Dataset records:

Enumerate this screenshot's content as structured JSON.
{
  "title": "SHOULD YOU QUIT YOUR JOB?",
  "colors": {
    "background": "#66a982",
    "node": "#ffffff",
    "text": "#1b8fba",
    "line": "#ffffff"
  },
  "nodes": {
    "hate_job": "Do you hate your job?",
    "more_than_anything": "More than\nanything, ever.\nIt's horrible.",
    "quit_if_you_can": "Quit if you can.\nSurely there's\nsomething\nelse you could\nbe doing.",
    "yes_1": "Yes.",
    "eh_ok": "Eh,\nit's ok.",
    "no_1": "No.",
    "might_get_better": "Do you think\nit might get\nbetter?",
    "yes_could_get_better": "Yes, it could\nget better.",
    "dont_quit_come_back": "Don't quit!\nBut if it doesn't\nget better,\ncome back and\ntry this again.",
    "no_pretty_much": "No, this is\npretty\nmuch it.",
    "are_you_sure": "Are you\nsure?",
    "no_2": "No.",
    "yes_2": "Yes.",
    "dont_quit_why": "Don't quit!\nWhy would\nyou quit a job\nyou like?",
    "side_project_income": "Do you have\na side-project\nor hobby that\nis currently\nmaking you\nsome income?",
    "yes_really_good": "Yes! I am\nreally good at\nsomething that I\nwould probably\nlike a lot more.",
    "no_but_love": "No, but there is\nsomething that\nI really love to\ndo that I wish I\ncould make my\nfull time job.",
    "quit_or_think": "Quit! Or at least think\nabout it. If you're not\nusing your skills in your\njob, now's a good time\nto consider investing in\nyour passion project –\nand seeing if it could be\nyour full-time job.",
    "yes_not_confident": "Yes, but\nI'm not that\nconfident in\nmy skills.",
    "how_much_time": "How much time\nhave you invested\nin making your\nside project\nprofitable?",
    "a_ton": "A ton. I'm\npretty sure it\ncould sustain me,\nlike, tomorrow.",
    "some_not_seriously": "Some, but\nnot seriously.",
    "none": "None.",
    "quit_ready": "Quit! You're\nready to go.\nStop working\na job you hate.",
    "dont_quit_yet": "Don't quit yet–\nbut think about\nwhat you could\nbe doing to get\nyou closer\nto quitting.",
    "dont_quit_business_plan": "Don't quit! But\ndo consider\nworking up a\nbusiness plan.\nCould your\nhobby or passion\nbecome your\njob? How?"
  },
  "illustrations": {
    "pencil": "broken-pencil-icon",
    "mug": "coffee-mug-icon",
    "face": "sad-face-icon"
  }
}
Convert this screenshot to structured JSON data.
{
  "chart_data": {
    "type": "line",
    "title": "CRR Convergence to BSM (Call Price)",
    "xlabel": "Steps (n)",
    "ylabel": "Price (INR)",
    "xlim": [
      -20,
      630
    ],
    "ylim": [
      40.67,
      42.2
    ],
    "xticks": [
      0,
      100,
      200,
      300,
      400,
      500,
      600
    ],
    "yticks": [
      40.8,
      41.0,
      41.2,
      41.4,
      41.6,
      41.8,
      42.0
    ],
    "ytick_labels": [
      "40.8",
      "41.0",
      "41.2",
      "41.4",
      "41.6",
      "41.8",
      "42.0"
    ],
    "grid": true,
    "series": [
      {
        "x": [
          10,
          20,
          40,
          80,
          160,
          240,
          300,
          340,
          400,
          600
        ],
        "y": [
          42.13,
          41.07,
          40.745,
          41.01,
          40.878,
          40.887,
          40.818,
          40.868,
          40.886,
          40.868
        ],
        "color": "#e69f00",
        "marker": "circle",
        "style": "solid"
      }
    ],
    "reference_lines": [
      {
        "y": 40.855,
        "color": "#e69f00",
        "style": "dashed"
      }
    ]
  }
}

Task description: Copy out every line of the material above that mentions the word "good".

The reply:
    "yes_really_good": "Yes! I am\nreally good at\nsomething that I\nwould probably\nlike a lot more.",
    "quit_or_think": "Quit! Or at least think\nabout it. If you're not\nusing your skills in your\njob, now's a good time\nto consider investing in\nyour passion project –\nand seeing if it could be\nyour full-time job.",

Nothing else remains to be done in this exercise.